◆ **WORK INSTRUCTIONS**
What lines of the data include the string "sister"? Copy them all.
— Start DATA ROWS —
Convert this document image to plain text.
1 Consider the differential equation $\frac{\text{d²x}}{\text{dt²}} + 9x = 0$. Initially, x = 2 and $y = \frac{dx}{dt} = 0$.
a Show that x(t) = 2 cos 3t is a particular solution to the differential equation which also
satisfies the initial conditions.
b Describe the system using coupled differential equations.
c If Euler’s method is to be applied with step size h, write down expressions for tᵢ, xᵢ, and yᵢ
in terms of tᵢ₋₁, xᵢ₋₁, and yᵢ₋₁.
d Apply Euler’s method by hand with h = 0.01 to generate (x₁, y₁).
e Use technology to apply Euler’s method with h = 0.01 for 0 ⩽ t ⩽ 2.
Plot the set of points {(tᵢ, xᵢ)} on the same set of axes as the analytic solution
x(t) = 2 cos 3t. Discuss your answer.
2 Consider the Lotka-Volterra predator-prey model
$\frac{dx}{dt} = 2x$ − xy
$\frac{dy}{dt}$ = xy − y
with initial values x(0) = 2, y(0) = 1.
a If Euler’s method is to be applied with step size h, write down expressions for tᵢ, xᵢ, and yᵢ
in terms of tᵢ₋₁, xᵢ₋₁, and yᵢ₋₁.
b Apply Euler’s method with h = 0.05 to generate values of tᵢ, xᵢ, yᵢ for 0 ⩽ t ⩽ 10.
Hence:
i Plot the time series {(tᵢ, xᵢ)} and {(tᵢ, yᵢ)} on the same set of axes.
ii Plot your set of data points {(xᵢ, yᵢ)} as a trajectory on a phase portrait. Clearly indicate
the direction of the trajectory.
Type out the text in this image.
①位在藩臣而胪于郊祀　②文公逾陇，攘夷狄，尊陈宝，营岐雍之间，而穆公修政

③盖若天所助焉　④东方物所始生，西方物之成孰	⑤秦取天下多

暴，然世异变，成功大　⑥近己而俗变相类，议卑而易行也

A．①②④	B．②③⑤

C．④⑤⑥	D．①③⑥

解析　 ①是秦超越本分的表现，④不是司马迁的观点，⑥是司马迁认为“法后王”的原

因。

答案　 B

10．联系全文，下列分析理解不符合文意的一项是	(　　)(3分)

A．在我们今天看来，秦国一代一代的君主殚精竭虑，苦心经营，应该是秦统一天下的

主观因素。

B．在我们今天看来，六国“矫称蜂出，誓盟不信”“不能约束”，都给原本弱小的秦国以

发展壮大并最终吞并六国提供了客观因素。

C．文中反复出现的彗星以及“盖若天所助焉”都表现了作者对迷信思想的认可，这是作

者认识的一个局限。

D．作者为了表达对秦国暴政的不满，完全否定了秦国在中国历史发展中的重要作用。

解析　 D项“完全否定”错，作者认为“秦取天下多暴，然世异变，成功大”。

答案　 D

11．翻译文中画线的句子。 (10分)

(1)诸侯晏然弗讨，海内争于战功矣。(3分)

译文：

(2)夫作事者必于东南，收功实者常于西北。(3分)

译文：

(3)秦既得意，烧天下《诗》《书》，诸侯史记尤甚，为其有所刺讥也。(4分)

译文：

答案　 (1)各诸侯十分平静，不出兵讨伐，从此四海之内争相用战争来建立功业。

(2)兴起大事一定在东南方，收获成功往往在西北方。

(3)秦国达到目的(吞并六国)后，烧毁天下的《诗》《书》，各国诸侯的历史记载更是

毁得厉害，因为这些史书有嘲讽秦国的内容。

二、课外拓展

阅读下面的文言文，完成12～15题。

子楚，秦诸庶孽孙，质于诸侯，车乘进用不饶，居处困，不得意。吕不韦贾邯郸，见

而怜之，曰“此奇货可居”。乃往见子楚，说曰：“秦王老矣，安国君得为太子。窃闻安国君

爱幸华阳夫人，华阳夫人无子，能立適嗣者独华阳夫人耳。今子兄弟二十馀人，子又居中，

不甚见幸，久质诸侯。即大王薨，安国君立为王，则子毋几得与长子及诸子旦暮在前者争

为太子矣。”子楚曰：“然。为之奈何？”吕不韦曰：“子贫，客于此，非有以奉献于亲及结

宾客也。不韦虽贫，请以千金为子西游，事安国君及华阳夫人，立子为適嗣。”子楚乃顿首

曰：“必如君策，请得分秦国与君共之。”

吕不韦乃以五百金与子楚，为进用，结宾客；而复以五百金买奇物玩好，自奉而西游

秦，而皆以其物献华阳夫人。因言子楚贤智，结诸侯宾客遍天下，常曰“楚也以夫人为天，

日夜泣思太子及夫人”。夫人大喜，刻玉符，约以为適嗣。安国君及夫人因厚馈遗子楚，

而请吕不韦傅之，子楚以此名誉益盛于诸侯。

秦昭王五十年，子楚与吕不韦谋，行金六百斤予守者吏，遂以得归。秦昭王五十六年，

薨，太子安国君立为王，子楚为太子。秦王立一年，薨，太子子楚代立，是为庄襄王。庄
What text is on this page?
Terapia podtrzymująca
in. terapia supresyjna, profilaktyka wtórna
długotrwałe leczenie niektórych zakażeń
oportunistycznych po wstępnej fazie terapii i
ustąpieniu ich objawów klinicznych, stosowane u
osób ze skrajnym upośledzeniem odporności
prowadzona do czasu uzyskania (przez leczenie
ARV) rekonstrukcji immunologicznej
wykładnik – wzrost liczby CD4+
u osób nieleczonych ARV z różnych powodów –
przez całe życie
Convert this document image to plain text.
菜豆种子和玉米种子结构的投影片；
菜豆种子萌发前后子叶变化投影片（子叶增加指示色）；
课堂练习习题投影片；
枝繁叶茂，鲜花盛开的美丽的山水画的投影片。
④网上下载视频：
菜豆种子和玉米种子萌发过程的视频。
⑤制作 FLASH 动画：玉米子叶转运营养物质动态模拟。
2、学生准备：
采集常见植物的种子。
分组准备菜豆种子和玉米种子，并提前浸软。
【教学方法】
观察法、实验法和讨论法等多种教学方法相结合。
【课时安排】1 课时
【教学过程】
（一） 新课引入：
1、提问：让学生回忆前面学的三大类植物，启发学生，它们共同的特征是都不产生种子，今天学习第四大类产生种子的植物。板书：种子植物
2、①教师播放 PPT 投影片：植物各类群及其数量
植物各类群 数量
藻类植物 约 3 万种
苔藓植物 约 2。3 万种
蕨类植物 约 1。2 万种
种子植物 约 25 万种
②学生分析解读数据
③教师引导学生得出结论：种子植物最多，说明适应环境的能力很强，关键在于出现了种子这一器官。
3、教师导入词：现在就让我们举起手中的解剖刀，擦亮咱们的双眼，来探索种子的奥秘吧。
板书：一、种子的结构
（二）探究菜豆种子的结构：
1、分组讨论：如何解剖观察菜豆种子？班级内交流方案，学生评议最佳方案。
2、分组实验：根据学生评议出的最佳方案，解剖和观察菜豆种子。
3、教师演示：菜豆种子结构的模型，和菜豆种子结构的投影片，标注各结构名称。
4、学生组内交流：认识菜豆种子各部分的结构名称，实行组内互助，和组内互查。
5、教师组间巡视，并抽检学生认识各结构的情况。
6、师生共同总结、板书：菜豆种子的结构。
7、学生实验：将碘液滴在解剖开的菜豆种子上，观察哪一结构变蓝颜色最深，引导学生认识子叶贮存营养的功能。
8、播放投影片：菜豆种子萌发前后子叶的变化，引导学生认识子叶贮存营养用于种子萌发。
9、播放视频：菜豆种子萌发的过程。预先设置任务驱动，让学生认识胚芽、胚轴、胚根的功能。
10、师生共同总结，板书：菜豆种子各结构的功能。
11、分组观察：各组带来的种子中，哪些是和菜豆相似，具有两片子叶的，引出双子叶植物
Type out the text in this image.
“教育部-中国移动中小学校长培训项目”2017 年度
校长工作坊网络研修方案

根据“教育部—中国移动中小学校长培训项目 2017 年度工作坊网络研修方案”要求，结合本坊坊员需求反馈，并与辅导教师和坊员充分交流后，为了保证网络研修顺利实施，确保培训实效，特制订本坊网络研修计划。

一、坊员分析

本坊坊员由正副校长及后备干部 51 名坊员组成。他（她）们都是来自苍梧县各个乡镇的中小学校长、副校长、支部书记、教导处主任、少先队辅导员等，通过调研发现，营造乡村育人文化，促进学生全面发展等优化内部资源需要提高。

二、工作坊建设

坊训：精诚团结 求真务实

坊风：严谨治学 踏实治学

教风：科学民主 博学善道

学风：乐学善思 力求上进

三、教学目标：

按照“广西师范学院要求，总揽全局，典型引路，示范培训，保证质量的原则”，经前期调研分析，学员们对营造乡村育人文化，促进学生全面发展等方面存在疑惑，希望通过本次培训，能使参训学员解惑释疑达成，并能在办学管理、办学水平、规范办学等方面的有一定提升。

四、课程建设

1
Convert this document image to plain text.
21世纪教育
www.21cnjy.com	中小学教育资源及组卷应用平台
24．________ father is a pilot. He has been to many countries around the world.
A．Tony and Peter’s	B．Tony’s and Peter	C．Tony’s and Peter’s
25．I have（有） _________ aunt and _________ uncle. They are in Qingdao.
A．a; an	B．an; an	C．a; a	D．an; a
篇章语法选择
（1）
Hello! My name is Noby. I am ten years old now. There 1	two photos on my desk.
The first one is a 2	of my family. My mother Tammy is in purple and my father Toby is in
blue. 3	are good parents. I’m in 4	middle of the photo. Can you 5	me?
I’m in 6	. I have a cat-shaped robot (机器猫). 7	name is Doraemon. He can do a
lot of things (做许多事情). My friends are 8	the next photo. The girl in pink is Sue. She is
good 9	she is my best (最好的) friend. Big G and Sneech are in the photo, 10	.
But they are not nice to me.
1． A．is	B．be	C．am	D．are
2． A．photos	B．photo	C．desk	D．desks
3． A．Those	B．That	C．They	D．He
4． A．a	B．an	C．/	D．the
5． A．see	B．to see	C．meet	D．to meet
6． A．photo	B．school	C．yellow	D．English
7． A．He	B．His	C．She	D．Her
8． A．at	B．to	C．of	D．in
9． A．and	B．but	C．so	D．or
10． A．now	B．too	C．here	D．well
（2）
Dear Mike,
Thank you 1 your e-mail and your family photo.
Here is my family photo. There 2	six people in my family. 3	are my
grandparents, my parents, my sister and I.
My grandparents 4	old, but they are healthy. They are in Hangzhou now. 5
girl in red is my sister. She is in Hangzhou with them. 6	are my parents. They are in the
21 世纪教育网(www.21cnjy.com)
— End DATA ROWS —
◆ **RESULT OF THE EXERCISE**
grandparents, my parents, my sister and I.
girl in red is my sister. She is in Hangzhou with them. 6	are my parents. They are in the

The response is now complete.